What you have to do:
Check every line of the entries for "关于申请购买办公设备的请示", and copy the lines that hold it.

## Begin Task input

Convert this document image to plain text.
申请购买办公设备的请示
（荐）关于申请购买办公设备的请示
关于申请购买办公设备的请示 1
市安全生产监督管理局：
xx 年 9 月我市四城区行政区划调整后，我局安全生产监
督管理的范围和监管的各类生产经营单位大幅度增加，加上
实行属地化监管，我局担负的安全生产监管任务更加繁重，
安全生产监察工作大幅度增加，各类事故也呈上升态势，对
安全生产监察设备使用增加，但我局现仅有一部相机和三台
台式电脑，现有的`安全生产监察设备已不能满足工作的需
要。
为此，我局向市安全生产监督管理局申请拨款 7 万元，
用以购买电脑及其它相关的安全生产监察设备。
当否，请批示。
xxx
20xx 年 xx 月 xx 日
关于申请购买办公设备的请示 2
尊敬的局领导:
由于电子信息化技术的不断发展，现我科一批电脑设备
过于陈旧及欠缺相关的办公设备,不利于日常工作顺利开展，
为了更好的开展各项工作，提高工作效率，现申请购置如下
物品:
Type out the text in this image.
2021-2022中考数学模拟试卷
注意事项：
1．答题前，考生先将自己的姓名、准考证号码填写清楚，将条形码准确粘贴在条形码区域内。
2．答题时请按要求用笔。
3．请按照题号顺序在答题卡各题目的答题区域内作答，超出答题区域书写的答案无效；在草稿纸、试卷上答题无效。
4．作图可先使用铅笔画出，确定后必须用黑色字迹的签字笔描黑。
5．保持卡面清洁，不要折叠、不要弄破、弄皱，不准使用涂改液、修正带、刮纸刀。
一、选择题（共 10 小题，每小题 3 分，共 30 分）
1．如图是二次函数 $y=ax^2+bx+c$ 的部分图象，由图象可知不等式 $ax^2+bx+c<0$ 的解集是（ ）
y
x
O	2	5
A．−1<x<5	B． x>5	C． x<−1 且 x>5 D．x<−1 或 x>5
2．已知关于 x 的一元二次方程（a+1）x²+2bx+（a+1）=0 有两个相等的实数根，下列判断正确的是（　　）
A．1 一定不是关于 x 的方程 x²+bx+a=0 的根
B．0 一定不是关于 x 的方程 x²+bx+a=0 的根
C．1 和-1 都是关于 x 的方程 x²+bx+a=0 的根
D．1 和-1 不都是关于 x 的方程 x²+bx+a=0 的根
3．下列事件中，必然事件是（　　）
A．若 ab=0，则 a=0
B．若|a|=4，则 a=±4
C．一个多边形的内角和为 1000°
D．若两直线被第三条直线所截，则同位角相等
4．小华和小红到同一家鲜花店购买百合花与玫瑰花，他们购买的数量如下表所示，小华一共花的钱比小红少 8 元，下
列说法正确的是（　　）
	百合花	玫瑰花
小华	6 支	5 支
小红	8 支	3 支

## End Task input

Completed task:
（荐）关于申请购买办公设备的请示
关于申请购买办公设备的请示 1
关于申请购买办公设备的请示 2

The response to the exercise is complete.